Go through the listing below and gather every line with the word "Seine".

___ Given records

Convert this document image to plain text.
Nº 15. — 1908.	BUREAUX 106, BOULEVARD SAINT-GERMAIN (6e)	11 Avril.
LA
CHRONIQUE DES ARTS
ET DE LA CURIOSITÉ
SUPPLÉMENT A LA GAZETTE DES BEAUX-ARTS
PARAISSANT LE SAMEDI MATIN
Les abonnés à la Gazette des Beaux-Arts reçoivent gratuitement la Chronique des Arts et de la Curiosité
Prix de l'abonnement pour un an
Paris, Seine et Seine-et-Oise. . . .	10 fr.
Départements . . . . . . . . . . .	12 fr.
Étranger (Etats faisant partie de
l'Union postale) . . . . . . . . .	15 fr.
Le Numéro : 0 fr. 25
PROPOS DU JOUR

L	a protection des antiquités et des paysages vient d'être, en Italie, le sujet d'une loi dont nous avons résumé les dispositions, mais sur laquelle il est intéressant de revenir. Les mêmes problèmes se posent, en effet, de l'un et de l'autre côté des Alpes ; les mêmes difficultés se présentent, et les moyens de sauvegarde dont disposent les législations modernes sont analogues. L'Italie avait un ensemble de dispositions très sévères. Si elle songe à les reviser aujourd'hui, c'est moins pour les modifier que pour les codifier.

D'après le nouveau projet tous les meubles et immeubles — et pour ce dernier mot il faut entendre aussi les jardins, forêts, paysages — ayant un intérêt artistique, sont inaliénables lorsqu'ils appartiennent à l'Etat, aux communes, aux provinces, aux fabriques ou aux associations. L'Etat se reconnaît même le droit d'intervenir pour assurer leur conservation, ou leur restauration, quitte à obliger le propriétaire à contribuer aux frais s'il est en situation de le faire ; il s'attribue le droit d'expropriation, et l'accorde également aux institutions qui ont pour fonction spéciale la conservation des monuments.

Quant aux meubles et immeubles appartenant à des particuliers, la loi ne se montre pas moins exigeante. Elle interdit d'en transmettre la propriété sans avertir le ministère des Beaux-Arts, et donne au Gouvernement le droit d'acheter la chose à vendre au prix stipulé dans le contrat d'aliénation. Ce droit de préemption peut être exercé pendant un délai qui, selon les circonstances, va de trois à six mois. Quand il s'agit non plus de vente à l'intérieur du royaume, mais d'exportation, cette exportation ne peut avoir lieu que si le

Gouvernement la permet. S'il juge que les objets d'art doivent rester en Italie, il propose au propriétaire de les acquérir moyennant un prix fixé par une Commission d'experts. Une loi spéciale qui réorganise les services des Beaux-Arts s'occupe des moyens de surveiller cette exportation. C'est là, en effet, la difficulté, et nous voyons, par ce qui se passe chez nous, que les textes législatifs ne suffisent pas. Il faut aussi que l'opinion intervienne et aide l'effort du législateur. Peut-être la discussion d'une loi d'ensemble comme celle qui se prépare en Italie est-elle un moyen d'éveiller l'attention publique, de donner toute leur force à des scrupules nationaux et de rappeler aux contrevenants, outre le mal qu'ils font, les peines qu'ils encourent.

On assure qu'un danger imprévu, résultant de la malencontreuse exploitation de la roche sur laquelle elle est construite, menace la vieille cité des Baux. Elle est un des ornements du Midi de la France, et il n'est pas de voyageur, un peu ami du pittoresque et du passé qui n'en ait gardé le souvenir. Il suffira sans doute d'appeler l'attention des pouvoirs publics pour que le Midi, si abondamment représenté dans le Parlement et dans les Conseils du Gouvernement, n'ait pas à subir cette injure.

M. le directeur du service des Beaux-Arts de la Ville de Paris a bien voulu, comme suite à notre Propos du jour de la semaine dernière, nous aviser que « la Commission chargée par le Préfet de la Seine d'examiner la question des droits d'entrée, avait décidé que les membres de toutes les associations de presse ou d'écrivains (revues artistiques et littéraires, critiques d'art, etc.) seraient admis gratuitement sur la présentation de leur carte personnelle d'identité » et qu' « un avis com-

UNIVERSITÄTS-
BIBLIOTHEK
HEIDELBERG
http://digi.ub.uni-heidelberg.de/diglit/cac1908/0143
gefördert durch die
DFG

______

**Output**.
Paris, Seine et Seine-et-Oise. . . .	10 fr.
M. le directeur du service des Beaux-Arts de la Ville de Paris a bien voulu, comme suite à notre Propos du jour de la semaine dernière, nous aviser que « la Commission chargée par le Préfet de la Seine d'examiner la question des droits d'entrée, avait décidé que les membres de toutes les associations de presse ou d'écrivains (revues artistiques et littéraires, critiques d'art, etc.) seraient admis gratuitement sur la présentation de leur carte personnelle d'identité » et qu' « un avis com-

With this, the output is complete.